Given data:
§

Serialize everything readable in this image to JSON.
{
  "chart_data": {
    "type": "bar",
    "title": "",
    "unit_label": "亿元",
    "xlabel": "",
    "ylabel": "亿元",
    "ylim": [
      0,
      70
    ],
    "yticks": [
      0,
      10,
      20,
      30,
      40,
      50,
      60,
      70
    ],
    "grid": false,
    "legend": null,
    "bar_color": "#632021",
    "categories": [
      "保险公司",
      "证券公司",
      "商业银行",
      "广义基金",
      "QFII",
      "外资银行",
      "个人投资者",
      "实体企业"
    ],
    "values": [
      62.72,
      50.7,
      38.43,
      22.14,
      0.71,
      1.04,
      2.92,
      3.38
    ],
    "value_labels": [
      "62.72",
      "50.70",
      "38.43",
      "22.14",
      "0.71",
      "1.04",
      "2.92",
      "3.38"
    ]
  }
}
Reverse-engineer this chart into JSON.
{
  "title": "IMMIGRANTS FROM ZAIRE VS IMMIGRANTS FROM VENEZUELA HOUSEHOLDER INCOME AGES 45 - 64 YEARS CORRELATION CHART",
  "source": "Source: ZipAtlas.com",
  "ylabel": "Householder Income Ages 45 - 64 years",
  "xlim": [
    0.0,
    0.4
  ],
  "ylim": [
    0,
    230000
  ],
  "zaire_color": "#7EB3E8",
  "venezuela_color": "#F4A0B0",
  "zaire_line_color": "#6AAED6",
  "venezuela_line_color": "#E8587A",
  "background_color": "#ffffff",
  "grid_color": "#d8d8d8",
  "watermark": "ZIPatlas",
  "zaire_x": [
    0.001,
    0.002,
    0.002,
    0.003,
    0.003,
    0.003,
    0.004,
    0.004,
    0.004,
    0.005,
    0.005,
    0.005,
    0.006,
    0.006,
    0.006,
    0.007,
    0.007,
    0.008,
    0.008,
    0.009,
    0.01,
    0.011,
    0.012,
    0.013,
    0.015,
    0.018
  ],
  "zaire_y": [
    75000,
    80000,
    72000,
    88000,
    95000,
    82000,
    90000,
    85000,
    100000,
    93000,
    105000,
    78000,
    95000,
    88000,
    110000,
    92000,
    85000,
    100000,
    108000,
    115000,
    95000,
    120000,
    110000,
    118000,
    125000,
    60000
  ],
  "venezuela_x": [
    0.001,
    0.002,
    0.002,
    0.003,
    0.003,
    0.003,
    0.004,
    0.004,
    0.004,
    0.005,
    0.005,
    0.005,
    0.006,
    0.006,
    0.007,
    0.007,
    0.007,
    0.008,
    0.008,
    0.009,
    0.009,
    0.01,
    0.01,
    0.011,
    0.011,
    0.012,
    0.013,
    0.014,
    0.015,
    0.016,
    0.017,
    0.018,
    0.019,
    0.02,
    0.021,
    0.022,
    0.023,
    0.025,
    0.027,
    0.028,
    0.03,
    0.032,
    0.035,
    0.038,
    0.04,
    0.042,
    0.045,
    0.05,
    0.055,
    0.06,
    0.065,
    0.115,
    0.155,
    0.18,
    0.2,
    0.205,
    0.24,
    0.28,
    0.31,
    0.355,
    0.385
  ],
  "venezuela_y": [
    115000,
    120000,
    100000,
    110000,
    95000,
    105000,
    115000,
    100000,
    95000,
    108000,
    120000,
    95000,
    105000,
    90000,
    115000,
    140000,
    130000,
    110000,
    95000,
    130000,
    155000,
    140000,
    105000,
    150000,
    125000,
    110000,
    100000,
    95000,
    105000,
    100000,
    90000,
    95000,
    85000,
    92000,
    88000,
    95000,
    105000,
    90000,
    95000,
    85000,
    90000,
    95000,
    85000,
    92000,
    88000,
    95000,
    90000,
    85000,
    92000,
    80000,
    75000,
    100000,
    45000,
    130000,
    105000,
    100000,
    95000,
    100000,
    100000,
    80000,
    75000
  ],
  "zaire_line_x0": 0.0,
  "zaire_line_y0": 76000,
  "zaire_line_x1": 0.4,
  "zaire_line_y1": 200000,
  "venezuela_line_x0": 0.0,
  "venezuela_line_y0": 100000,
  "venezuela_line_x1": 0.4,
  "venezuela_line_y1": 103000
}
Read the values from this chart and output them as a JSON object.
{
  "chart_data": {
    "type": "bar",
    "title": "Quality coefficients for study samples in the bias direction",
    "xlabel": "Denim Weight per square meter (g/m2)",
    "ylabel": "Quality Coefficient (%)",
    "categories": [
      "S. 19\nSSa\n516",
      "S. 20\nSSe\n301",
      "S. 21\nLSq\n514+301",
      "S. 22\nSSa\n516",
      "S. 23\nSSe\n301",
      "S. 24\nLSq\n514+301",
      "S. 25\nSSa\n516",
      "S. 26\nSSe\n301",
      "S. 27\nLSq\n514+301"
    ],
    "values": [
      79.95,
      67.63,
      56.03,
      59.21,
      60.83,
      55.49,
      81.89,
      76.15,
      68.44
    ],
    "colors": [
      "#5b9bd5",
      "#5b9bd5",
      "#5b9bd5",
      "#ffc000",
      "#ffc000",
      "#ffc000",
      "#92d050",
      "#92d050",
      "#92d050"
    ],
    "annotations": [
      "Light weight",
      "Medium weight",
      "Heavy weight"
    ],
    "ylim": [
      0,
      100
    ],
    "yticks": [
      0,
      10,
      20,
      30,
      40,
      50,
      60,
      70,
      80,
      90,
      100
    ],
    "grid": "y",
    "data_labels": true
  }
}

§

Task prompt: Count every line in the entries above where the word "this" appears; respond with the number alone.

Output of the exercise: 3